* Description of the task:
The records should be written out in full, with nothing altered.

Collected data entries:
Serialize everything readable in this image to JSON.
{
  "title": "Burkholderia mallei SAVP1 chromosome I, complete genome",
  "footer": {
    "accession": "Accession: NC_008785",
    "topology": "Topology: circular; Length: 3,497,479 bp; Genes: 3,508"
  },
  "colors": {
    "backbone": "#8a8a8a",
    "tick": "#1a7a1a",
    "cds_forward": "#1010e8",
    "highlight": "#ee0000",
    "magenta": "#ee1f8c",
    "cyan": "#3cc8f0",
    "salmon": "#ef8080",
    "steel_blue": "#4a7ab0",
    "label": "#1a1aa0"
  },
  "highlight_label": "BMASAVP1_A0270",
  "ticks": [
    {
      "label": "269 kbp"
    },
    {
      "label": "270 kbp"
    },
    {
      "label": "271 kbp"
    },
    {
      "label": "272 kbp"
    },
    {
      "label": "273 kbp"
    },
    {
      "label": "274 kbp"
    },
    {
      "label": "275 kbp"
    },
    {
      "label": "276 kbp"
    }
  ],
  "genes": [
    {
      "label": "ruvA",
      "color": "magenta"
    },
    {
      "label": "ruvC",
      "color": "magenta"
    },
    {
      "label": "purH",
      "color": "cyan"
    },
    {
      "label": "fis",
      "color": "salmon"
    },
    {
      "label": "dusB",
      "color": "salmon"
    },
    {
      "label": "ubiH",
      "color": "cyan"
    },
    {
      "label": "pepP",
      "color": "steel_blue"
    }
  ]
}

* Answer box:
Serialize everything readable in this image to JSON.
{
  "title": "Burkholderia mallei SAVP1 chromosome I, complete genome",
  "footer": {
    "accession": "Accession: NC_008785",
    "topology": "Topology: circular; Length: 3,497,479 bp; Genes: 3,508"
  },
  "colors": {
    "backbone": "#8a8a8a",
    "tick": "#1a7a1a",
    "cds_forward": "#1010e8",
    "highlight": "#ee0000",
    "magenta": "#ee1f8c",
    "cyan": "#3cc8f0",
    "salmon": "#ef8080",
    "steel_blue": "#4a7ab0",
    "label": "#1a1aa0"
  },
  "highlight_label": "BMASAVP1_A0270",
  "ticks": [
    {
      "label": "269 kbp"
    },
    {
      "label": "270 kbp"
    },
    {
      "label": "271 kbp"
    },
    {
      "label": "272 kbp"
    },
    {
      "label": "273 kbp"
    },
    {
      "label": "274 kbp"
    },
    {
      "label": "275 kbp"
    },
    {
      "label": "276 kbp"
    }
  ],
  "genes": [
    {
      "label": "ruvA",
      "color": "magenta"
    },
    {
      "label": "ruvC",
      "color": "magenta"
    },
    {
      "label": "purH",
      "color": "cyan"
    },
    {
      "label": "fis",
      "color": "salmon"
    },
    {
      "label": "dusB",
      "color": "salmon"
    },
    {
      "label": "ubiH",
      "color": "cyan"
    },
    {
      "label": "pepP",
      "color": "steel_blue"
    }
  ]
}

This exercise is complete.